== Quoted text ==
# PROBLEMS WITH THE BOARD POST UP HERE! > MESSAGE BOARD PROBLEMS >  My account is restricting what i can view (Registered)

## nombie

Hey,

I registered 2 days ago and have been posting in the question and answers profile.

But I seem to be limited to this only.

I cant seem to:-

1) View peoples profile.
2) Post in some of the subsections.

Is there a paticular reason for this? thanx

----------


## aidenn

me too i signed up like 2-3 months ago

----------


## *Admin*

When you have 25 posts you should gain full functions provided you followed your email link to validate your account if not do so or let me know...

*admin*

----------


## hummerman

Im having same issue and i did following the activate link.
Could you fix.

Thanks
Derrick

----------


## hummerman

i can send members emails but cant view profiles like buddy mentions above either

----------


## *Admin*

should be taken care of...

*admin*

----------


## hummerman

I did receive your PM but was unable to reply to it and still cant view members profiles.

----------


## *Admin*

Try again now and see if it works... sometimes there is a glitch and it takes a few sorry...

----------


## King Mathers

can u fix mine please thank you admin

----------


## Test 01

How many post's do we need before we can make threads in the Pictures of Fake Steroids section ?

Thanks

----------


## MANIMAL55

My account is still limited after 25 posts>

----------


## midknight

same here...admin.....can you help me here?????

----------


## BREW-MAN

same here please fix .

----------

== Data for the task ==
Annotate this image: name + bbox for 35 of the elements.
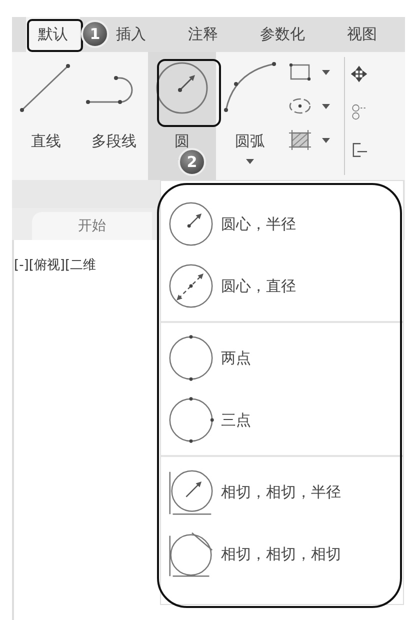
circle-icon bbox=[167, 334, 215, 382]
caret-icon bbox=[322, 70, 330, 74]
caret-icon bbox=[322, 104, 330, 108]
copy-icon[interactable] bbox=[351, 102, 367, 122]
viewport-label[interactable]: [-][俯视][二维 bbox=[14, 258, 96, 273]
draw-tool-button[interactable]: 直线 bbox=[12, 52, 80, 180]
circle-icon bbox=[167, 396, 215, 444]
menu-item[interactable]: 三点 bbox=[161, 389, 403, 451]
circle-icon bbox=[167, 200, 215, 248]
ribbon-tab[interactable]: 参数化 bbox=[254, 17, 311, 52]
menu-item[interactable]: 相切，相切，相切 bbox=[161, 523, 403, 585]
menu-item[interactable]: 圆心，直径 bbox=[161, 255, 403, 317]
menu-item[interactable]: 相切，相切，半径 bbox=[161, 461, 403, 523]
ribbon-tab[interactable]: 插入 bbox=[110, 17, 152, 52]
callout-frame bbox=[157, 59, 221, 127]
menu-item[interactable]: 两点 bbox=[161, 327, 403, 389]
tangent-circle-icon bbox=[167, 530, 215, 578]
rectangle-icon[interactable] bbox=[288, 62, 312, 82]
ribbon-tab[interactable]: 视图 bbox=[341, 17, 383, 52]
tangent-circle-icon bbox=[167, 468, 215, 516]
draw-tool-button[interactable]: 多段线 bbox=[80, 52, 148, 180]
menu-item[interactable]: 圆心，半径 bbox=[161, 193, 403, 255]
arc-icon bbox=[224, 62, 276, 112]
circle-icon bbox=[156, 62, 208, 114]
caret-icon bbox=[322, 138, 330, 142]
circle-icon bbox=[167, 262, 215, 310]
ellipse-icon[interactable] bbox=[288, 96, 312, 116]
draw-tool-button[interactable]: 圆弧 bbox=[216, 52, 284, 180]
stretch-icon[interactable] bbox=[351, 140, 367, 160]
line-icon bbox=[20, 64, 70, 112]
polyline-icon bbox=[86, 76, 133, 104]
move-icon[interactable] bbox=[351, 64, 367, 84]
ribbon-tab[interactable]: 注释 bbox=[182, 17, 224, 52]
hatch-icon[interactable] bbox=[288, 130, 312, 150]
file-tab[interactable]: 开始 bbox=[32, 212, 152, 240]
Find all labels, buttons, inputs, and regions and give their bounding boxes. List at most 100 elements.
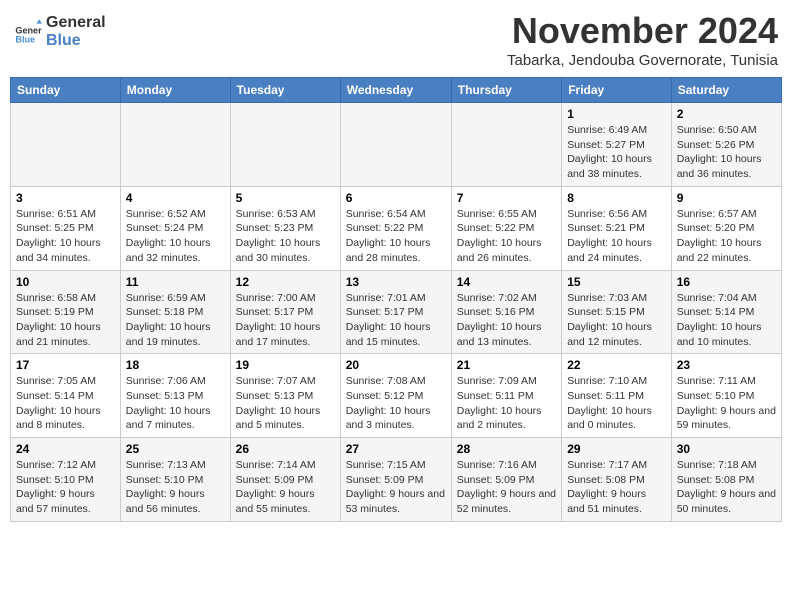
day-number: 7 (457, 191, 556, 205)
page-header: General Blue General Blue November 2024 … (10, 10, 782, 69)
calendar-cell: 1 Sunrise: 6:49 AM Sunset: 5:27 PM Daylig… (562, 103, 672, 187)
calendar-cell: 26 Sunrise: 7:14 AM Sunset: 5:09 PM Dayli… (230, 438, 340, 522)
day-info: Sunrise: 6:58 AM Sunset: 5:19 PM Dayligh… (16, 291, 115, 350)
day-info: Sunrise: 7:11 AM Sunset: 5:10 PM Dayligh… (677, 374, 776, 433)
day-info: Sunrise: 6:54 AM Sunset: 5:22 PM Dayligh… (346, 207, 446, 266)
day-info: Sunrise: 7:10 AM Sunset: 5:11 PM Dayligh… (567, 374, 666, 433)
weekday-header: Tuesday (230, 78, 340, 103)
day-number: 9 (677, 191, 776, 205)
day-info: Sunrise: 6:56 AM Sunset: 5:21 PM Dayligh… (567, 207, 666, 266)
calendar-week-row: 24 Sunrise: 7:12 AM Sunset: 5:10 PM Dayli… (11, 438, 782, 522)
day-info: Sunrise: 7:16 AM Sunset: 5:09 PM Dayligh… (457, 458, 556, 517)
day-number: 20 (346, 358, 446, 372)
calendar-cell: 9 Sunrise: 6:57 AM Sunset: 5:20 PM Daylig… (671, 186, 781, 270)
day-info: Sunrise: 7:15 AM Sunset: 5:09 PM Dayligh… (346, 458, 446, 517)
day-number: 8 (567, 191, 666, 205)
weekday-header: Sunday (11, 78, 121, 103)
day-number: 16 (677, 275, 776, 289)
calendar-cell: 14 Sunrise: 7:02 AM Sunset: 5:16 PM Dayli… (451, 270, 561, 354)
day-number: 14 (457, 275, 556, 289)
calendar-cell (120, 103, 230, 187)
logo-line1: General (46, 14, 106, 32)
weekday-header: Saturday (671, 78, 781, 103)
day-info: Sunrise: 7:17 AM Sunset: 5:08 PM Dayligh… (567, 458, 666, 517)
calendar-cell: 25Sunrise: 7:13 AM Sunset: 5:10 PM Dayli… (120, 438, 230, 522)
calendar-cell: 11Sunrise: 6:59 AM Sunset: 5:18 PM Dayli… (120, 270, 230, 354)
day-info: Sunrise: 7:18 AM Sunset: 5:08 PM Dayligh… (677, 458, 776, 517)
day-number: 22 (567, 358, 666, 372)
svg-text:Blue: Blue (15, 35, 35, 45)
day-number: 23 (677, 358, 776, 372)
calendar-cell (451, 103, 561, 187)
day-info: Sunrise: 7:03 AM Sunset: 5:15 PM Dayligh… (567, 291, 666, 350)
calendar-table: SundayMondayTuesdayWednesdayThursdayFrid… (10, 77, 782, 522)
logo: General Blue General Blue (14, 14, 106, 50)
day-number: 25 (126, 442, 225, 456)
day-number: 24 (16, 442, 115, 456)
day-info: Sunrise: 7:04 AM Sunset: 5:14 PM Dayligh… (677, 291, 776, 350)
calendar-cell: 6Sunrise: 6:54 AM Sunset: 5:22 PM Daylig… (340, 186, 451, 270)
weekday-header: Monday (120, 78, 230, 103)
calendar-cell: 30 Sunrise: 7:18 AM Sunset: 5:08 PM Dayli… (671, 438, 781, 522)
calendar-cell: 3 Sunrise: 6:51 AM Sunset: 5:25 PM Daylig… (11, 186, 121, 270)
calendar-cell (230, 103, 340, 187)
day-number: 28 (457, 442, 556, 456)
day-info: Sunrise: 7:14 AM Sunset: 5:09 PM Dayligh… (236, 458, 335, 517)
calendar-header-row: SundayMondayTuesdayWednesdayThursdayFrid… (11, 78, 782, 103)
day-number: 19 (236, 358, 335, 372)
logo-icon: General Blue (14, 18, 42, 46)
day-info: Sunrise: 7:07 AM Sunset: 5:13 PM Dayligh… (236, 374, 335, 433)
calendar-cell: 4Sunrise: 6:52 AM Sunset: 5:24 PM Daylig… (120, 186, 230, 270)
calendar-cell: 21Sunrise: 7:09 AM Sunset: 5:11 PM Dayli… (451, 354, 561, 438)
day-info: Sunrise: 6:55 AM Sunset: 5:22 PM Dayligh… (457, 207, 556, 266)
calendar-cell: 19 Sunrise: 7:07 AM Sunset: 5:13 PM Dayli… (230, 354, 340, 438)
calendar-cell: 20Sunrise: 7:08 AM Sunset: 5:12 PM Dayli… (340, 354, 451, 438)
day-info: Sunrise: 6:57 AM Sunset: 5:20 PM Dayligh… (677, 207, 776, 266)
calendar-cell: 24 Sunrise: 7:12 AM Sunset: 5:10 PM Dayli… (11, 438, 121, 522)
day-info: Sunrise: 7:00 AM Sunset: 5:17 PM Dayligh… (236, 291, 335, 350)
day-number: 10 (16, 275, 115, 289)
calendar-week-row: 1 Sunrise: 6:49 AM Sunset: 5:27 PM Daylig… (11, 103, 782, 187)
title-block: November 2024 Tabarka, Jendouba Governor… (507, 10, 778, 69)
day-number: 30 (677, 442, 776, 456)
calendar-cell: 5 Sunrise: 6:53 AM Sunset: 5:23 PM Daylig… (230, 186, 340, 270)
day-info: Sunrise: 7:09 AM Sunset: 5:11 PM Dayligh… (457, 374, 556, 433)
calendar-cell (340, 103, 451, 187)
weekday-header: Wednesday (340, 78, 451, 103)
calendar-cell: 22 Sunrise: 7:10 AM Sunset: 5:11 PM Dayli… (562, 354, 672, 438)
day-info: Sunrise: 7:01 AM Sunset: 5:17 PM Dayligh… (346, 291, 446, 350)
calendar-week-row: 17 Sunrise: 7:05 AM Sunset: 5:14 PM Dayli… (11, 354, 782, 438)
day-number: 13 (346, 275, 446, 289)
calendar-cell: 18Sunrise: 7:06 AM Sunset: 5:13 PM Dayli… (120, 354, 230, 438)
day-info: Sunrise: 6:49 AM Sunset: 5:27 PM Dayligh… (567, 123, 666, 182)
day-number: 17 (16, 358, 115, 372)
day-info: Sunrise: 6:53 AM Sunset: 5:23 PM Dayligh… (236, 207, 335, 266)
day-info: Sunrise: 6:51 AM Sunset: 5:25 PM Dayligh… (16, 207, 115, 266)
calendar-cell: 7 Sunrise: 6:55 AM Sunset: 5:22 PM Daylig… (451, 186, 561, 270)
day-number: 3 (16, 191, 115, 205)
location-title: Tabarka, Jendouba Governorate, Tunisia (507, 52, 778, 69)
logo-line2: Blue (46, 32, 106, 50)
calendar-cell: 15Sunrise: 7:03 AM Sunset: 5:15 PM Dayli… (562, 270, 672, 354)
calendar-cell: 10 Sunrise: 6:58 AM Sunset: 5:19 PM Dayli… (11, 270, 121, 354)
day-info: Sunrise: 6:59 AM Sunset: 5:18 PM Dayligh… (126, 291, 225, 350)
calendar-cell: 16 Sunrise: 7:04 AM Sunset: 5:14 PM Dayli… (671, 270, 781, 354)
day-number: 5 (236, 191, 335, 205)
day-number: 1 (567, 107, 666, 121)
day-info: Sunrise: 6:50 AM Sunset: 5:26 PM Dayligh… (677, 123, 776, 182)
day-number: 2 (677, 107, 776, 121)
calendar-cell: 12Sunrise: 7:00 AM Sunset: 5:17 PM Dayli… (230, 270, 340, 354)
day-number: 29 (567, 442, 666, 456)
calendar-cell: 29 Sunrise: 7:17 AM Sunset: 5:08 PM Dayli… (562, 438, 672, 522)
day-number: 27 (346, 442, 446, 456)
calendar-cell: 17 Sunrise: 7:05 AM Sunset: 5:14 PM Dayli… (11, 354, 121, 438)
day-info: Sunrise: 7:02 AM Sunset: 5:16 PM Dayligh… (457, 291, 556, 350)
day-info: Sunrise: 7:05 AM Sunset: 5:14 PM Dayligh… (16, 374, 115, 433)
day-info: Sunrise: 7:12 AM Sunset: 5:10 PM Dayligh… (16, 458, 115, 517)
day-info: Sunrise: 7:06 AM Sunset: 5:13 PM Dayligh… (126, 374, 225, 433)
weekday-header: Friday (562, 78, 672, 103)
calendar-cell: 13 Sunrise: 7:01 AM Sunset: 5:17 PM Dayli… (340, 270, 451, 354)
calendar-cell (11, 103, 121, 187)
day-number: 26 (236, 442, 335, 456)
calendar-cell: 2 Sunrise: 6:50 AM Sunset: 5:26 PM Daylig… (671, 103, 781, 187)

== Written tasks ==
1) Rewrite the paragraph in the thread that begins "When you have 25 posts" in a shorter form, keeping its main facts.
2) Please echo the portion of the rows that opens with the line containing "day-number: 7 (457, 191, 556, 205)" and closes with the line containing "weekday-header: Saturday (671, 78, 781, 103)", copying each line as it appears.

== Full answers ==
1) Members get full functions after 25 posts, provided they validated their account through the email link. Anyone who hasn't should do so or tell the admin.

2)
day-number: 7 (457, 191, 556, 205)
page-header: General Blue General Blue November 2024 … (10, 10, 782, 69)
calendar-cell: 1 Sunrise: 6:49 AM Sunset: 5:27 PM Daylig… (562, 103, 672, 187)
calendar-cell: 26 Sunrise: 7:14 AM Sunset: 5:09 PM Dayli… (230, 438, 340, 522)
day-info: Sunrise: 6:58 AM Sunset: 5:19 PM Dayligh… (16, 291, 115, 350)
day-info: Sunrise: 7:11 AM Sunset: 5:10 PM Dayligh… (677, 374, 776, 433)
day-info: Sunrise: 6:54 AM Sunset: 5:22 PM Dayligh… (346, 207, 446, 266)
day-info: Sunrise: 7:10 AM Sunset: 5:11 PM Dayligh… (567, 374, 666, 433)
weekday-header: Tuesday (230, 78, 340, 103)
day-number: 9 (677, 191, 776, 205)
day-info: Sunrise: 6:56 AM Sunset: 5:21 PM Dayligh… (567, 207, 666, 266)
calendar-week-row: 24 Sunrise: 7:12 AM Sunset: 5:10 PM Dayli… (11, 438, 782, 522)
day-info: Sunrise: 7:16 AM Sunset: 5:09 PM Dayligh… (457, 458, 556, 517)
day-number: 20 (346, 358, 446, 372)
calendar-cell: 9 Sunrise: 6:57 AM Sunset: 5:20 PM Daylig… (671, 186, 781, 270)
day-info: Sunrise: 7:15 AM Sunset: 5:09 PM Dayligh… (346, 458, 446, 517)
day-number: 8 (567, 191, 666, 205)
weekday-header: Sunday (11, 78, 121, 103)
day-number: 16 (677, 275, 776, 289)
calendar-cell: 14 Sunrise: 7:02 AM Sunset: 5:16 PM Dayli… (451, 270, 561, 354)
day-number: 14 (457, 275, 556, 289)
calendar-cell (120, 103, 230, 187)
logo-line1: General (46, 14, 106, 32)
weekday-header: Saturday (671, 78, 781, 103)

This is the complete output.